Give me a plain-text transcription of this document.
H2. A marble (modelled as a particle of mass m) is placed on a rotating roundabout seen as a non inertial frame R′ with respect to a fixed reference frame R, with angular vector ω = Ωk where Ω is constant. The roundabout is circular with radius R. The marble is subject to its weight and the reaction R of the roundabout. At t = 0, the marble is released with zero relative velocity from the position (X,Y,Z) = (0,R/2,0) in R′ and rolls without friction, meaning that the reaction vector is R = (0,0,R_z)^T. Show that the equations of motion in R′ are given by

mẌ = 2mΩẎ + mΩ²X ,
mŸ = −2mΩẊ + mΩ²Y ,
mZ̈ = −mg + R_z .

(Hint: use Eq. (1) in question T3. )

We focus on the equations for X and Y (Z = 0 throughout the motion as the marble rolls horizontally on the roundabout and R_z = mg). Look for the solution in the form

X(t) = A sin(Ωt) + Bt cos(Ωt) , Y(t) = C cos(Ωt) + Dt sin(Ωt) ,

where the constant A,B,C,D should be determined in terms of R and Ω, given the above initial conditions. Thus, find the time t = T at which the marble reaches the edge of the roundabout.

....

◆ DIRECTIONS ◆
Please reproduce each line exactly as written.

◆ EXPECTED ANSWER ◆
Give me a plain-text transcription of this document.
H2. A marble (modelled as a particle of mass m) is placed on a rotating roundabout seen as a non inertial frame R′ with respect to a fixed reference frame R, with angular vector ω = Ωk where Ω is constant. The roundabout is circular with radius R. The marble is subject to its weight and the reaction R of the roundabout. At t = 0, the marble is released with zero relative velocity from the position (X,Y,Z) = (0,R/2,0) in R′ and rolls without friction, meaning that the reaction vector is R = (0,0,R_z)^T. Show that the equations of motion in R′ are given by

mẌ = 2mΩẎ + mΩ²X ,
mŸ = −2mΩẊ + mΩ²Y ,
mZ̈ = −mg + R_z .

(Hint: use Eq. (1) in question T3. )

We focus on the equations for X and Y (Z = 0 throughout the motion as the marble rolls horizontally on the roundabout and R_z = mg). Look for the solution in the form

X(t) = A sin(Ωt) + Bt cos(Ωt) , Y(t) = C cos(Ωt) + Dt sin(Ωt) ,

where the constant A,B,C,D should be determined in terms of R and Ω, given the above initial conditions. Thus, find the time t = T at which the marble reaches the edge of the roundabout.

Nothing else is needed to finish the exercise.